# [Selected text]
Finding styled paragraphs in a Word document
When working with Word documents, you’d often like to be able to extract relevant content automatically thanks to some scripts. That’s exactly what I wanted to do this afternoon. I have a Word document which contains some scripts written with a specific style, and I wanted to extract those snippets, so that I may be able to check that they compile or that the unit tests they represent be asserted successfully.
As usual, you need to choose the right tool for the job. And for me, the right tool was my lovely Scriptom module for Groovy. Scriptom allows you to fill in the gap between Groovy scripts and your native ActiveX/COM components (on Windows obvioulsy).
I’ve found an interesting article explaining how one can do to find Word styles efficiently. The code was in C#, so the small burden was to convert C# code into Groovy, but that wasn’t very complicated. I also put together all adjacent styled text so that I may build entire scripts (and not one line each time). And I was done!
The little program takes two arguments: the file name, and the style you wish to find in that document. You use simple and double quotes to surround the style name. I’ve regrouped together all contiguous styles together. And what else… well, the other comments are in the source code! So let’s see what the code looks like!
import org.codehaus.groovy.scriptom.ActiveXProxy
def style = ""
def fileName = ""
if (args.length != 2) {
println "Usage: groovy extractStyle yourFile.doc yourStyle"
System.exit(1)
} else {
fileName = args[0]
style = removeQuotes(args[1])
}
// creating the Word application
def word = new ActiveXProxy("Word.Application")
try {
// opening your document
word.Documents.Open(new File(fileName).canonicalPath)

# [Records]
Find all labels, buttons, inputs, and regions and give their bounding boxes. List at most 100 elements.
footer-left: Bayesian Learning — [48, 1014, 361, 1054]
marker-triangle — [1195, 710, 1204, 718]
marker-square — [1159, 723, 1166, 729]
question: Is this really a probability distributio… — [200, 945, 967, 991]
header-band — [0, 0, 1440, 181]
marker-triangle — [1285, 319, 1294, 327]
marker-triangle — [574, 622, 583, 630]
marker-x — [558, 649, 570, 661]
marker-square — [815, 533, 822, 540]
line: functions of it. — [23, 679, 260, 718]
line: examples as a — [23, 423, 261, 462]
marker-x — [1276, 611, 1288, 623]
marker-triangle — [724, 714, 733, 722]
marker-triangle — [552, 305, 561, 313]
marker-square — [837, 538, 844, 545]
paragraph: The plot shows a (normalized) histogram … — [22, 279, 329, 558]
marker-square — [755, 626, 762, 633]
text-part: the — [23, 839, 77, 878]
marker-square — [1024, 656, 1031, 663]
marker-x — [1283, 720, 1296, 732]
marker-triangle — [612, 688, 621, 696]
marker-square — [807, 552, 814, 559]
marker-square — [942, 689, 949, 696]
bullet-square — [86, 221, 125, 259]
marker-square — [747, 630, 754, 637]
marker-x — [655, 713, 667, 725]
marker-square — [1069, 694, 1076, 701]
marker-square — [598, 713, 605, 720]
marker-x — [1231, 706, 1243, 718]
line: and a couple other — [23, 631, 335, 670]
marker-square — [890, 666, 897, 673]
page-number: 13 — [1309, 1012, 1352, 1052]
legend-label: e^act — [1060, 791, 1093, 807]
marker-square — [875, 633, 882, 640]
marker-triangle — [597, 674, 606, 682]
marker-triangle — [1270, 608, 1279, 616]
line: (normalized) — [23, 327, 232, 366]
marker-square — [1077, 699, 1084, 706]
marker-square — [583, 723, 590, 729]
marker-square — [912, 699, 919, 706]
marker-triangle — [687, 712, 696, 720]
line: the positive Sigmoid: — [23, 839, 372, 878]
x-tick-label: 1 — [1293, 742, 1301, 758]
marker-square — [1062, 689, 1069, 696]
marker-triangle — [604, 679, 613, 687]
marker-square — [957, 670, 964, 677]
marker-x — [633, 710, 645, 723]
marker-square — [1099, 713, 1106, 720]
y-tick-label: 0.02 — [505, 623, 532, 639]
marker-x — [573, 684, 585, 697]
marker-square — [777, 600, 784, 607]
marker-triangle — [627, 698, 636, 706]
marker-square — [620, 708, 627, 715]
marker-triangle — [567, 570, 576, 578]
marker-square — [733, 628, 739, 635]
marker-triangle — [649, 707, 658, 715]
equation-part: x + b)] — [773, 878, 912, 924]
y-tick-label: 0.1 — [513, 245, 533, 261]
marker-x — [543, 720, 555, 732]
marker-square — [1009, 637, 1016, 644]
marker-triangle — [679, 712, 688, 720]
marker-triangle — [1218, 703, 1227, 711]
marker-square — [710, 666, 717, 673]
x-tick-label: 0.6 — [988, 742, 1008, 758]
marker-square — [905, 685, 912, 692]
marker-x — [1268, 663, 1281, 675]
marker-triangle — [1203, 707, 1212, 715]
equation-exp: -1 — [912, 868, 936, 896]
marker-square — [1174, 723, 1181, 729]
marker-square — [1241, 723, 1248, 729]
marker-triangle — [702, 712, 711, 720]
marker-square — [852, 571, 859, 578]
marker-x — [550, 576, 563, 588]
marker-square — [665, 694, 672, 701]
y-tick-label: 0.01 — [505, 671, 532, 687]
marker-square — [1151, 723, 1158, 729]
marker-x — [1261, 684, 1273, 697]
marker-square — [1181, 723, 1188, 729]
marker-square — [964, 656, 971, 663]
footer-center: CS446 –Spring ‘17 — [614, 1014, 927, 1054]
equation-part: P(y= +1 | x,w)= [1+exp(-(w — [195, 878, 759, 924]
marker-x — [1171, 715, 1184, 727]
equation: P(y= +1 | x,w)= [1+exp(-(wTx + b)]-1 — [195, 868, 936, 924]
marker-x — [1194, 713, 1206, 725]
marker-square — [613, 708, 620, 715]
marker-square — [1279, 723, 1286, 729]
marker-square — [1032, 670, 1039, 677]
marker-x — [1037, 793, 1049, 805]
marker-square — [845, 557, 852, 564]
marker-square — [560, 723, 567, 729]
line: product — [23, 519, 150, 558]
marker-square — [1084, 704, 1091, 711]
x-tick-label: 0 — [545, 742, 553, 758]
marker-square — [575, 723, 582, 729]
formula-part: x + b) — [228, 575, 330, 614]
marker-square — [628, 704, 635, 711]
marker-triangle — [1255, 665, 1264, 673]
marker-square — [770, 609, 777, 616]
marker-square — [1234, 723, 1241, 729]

# [Exercise tasks]
1) Do these statements agree with the article on styled Word paragraphs? Answer yes or no for each and quote the words of the article that decide it.
(a) The article found for locating Word styles gave its code in C#.
(b) The program takes three arguments.
(c) Scriptom is a module for Groovy.
2) Proceed with the article on styled Word paragraphs, starting right after its last line.

# [Results of the tasks]
1)
(a) Yes: "The code was in C#"
(b) No: "The little program takes two arguments: the file name, and the style you wish to find in that document."
(c) Yes: "my lovely Scriptom module for Groovy"

2)
// getting the content of the document
def doc = word.ActiveDocument
def range = doc.Content
// prepare the search of styled text
range.Find.ClearFormatting()
range.Find.Style = style
def start, end = 0
def text = ""
def found = true
// while there is styled text to find...
while (found) {
// execute the find command
found = range.Find.Execute().value
start = range.Start.value
if (end != start && end != 0) {
// seperate found occurencies with a separator
println("=" * 72)
println text
text = ""
}
// get the text content of the styled text found
// without the last newline
text += removeNewLine(range.Text.value) + "\n"
end = range.End.value
}
} finally {
// quitting the Word application
// without saving the changes (wdDoNotSaveChanges = 0)
word.Quit(0)
}
/** Remove potential simple or double quotes around the name of the style to find */
String removeQuotes(String s) {
if (s.startsWith(/'/) && s.endsWith(/'/) || s.startsWith(/"/) && s.endsWith(/"/))
return s.substring(1, s.length() - 1)
else
return s
}
/** Remove the last new line character which doesn't render well under DOS */
String removeNewLine(String s) {
switch (s.length()) {
case 0: return ""
case 1: return ""
default: return s.substring(0, s.length() - 1)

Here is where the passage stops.